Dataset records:
________________________________________
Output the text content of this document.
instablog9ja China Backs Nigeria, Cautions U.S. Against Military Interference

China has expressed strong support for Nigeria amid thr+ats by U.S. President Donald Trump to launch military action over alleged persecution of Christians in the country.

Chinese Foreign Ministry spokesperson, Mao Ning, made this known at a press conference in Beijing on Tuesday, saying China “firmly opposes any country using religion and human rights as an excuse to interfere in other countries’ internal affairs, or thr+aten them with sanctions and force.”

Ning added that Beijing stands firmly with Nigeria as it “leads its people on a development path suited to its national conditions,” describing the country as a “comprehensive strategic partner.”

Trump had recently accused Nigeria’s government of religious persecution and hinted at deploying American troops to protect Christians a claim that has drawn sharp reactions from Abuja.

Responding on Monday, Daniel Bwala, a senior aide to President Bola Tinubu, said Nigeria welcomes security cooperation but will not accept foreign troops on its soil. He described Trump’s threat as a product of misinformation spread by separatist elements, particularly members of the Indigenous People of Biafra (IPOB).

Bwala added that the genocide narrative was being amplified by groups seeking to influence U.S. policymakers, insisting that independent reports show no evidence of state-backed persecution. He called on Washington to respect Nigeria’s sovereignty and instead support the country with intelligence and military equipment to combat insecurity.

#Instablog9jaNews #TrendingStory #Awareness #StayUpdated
________________________________________
Set problem: Copy out all of the records above with nothing altered.

Written reply:
Output the text content of this document.
instablog9ja China Backs Nigeria, Cautions U.S. Against Military Interference

China has expressed strong support for Nigeria amid thr+ats by U.S. President Donald Trump to launch military action over alleged persecution of Christians in the country.

Chinese Foreign Ministry spokesperson, Mao Ning, made this known at a press conference in Beijing on Tuesday, saying China “firmly opposes any country using religion and human rights as an excuse to interfere in other countries’ internal affairs, or thr+aten them with sanctions and force.”

Ning added that Beijing stands firmly with Nigeria as it “leads its people on a development path suited to its national conditions,” describing the country as a “comprehensive strategic partner.”

Trump had recently accused Nigeria’s government of religious persecution and hinted at deploying American troops to protect Christians a claim that has drawn sharp reactions from Abuja.

Responding on Monday, Daniel Bwala, a senior aide to President Bola Tinubu, said Nigeria welcomes security cooperation but will not accept foreign troops on its soil. He described Trump’s threat as a product of misinformation spread by separatist elements, particularly members of the Indigenous People of Biafra (IPOB).

Bwala added that the genocide narrative was being amplified by groups seeking to influence U.S. policymakers, insisting that independent reports show no evidence of state-backed persecution. He called on Washington to respect Nigeria’s sovereignty and instead support the country with intelligence and military equipment to combat insecurity.

#Instablog9jaNews #TrendingStory #Awareness #StayUpdated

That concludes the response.